DATA FOR THIS TASK:
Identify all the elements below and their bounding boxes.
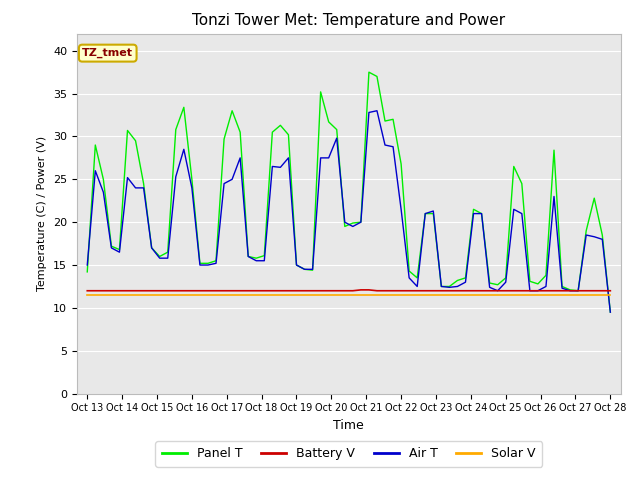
Text: TZ_tmet: TZ_tmet <box>82 48 133 58</box>
X-axis label: Time: Time <box>333 419 364 432</box>
Title: Tonzi Tower Met: Temperature and Power: Tonzi Tower Met: Temperature and Power <box>192 13 506 28</box>
Y-axis label: Temperature (C) / Power (V): Temperature (C) / Power (V) <box>37 136 47 291</box>
Legend: Panel T, Battery V, Air T, Solar V: Panel T, Battery V, Air T, Solar V <box>156 441 542 467</box>
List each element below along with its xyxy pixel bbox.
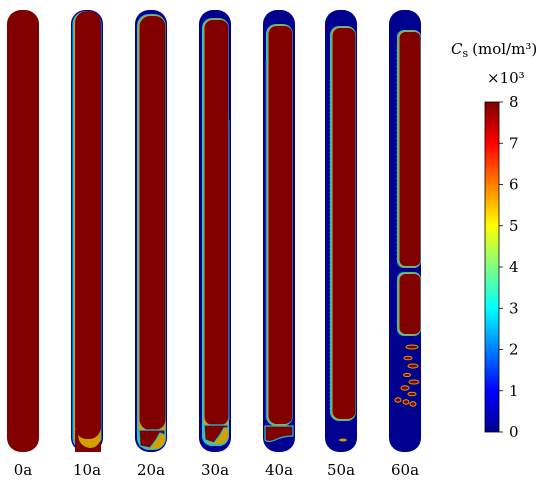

SHORT EXERCISE: Output every line of the material above exactly as it appears, leaving out the pictures.

COMPLETE RESPONSE:
Identify all the elements below and their bounding boxes.
Text: TZ_tmet: TZ_tmet <box>82 48 133 58</box>
X-axis label: Time: Time <box>333 419 364 432</box>
Title: Tonzi Tower Met: Temperature and Power: Tonzi Tower Met: Temperature and Power <box>192 13 506 28</box>
Y-axis label: Temperature (C) / Power (V): Temperature (C) / Power (V) <box>37 136 47 291</box>
Legend: Panel T, Battery V, Air T, Solar V: Panel T, Battery V, Air T, Solar V <box>156 441 542 467</box>
List each element below along with its xyxy pixel bbox.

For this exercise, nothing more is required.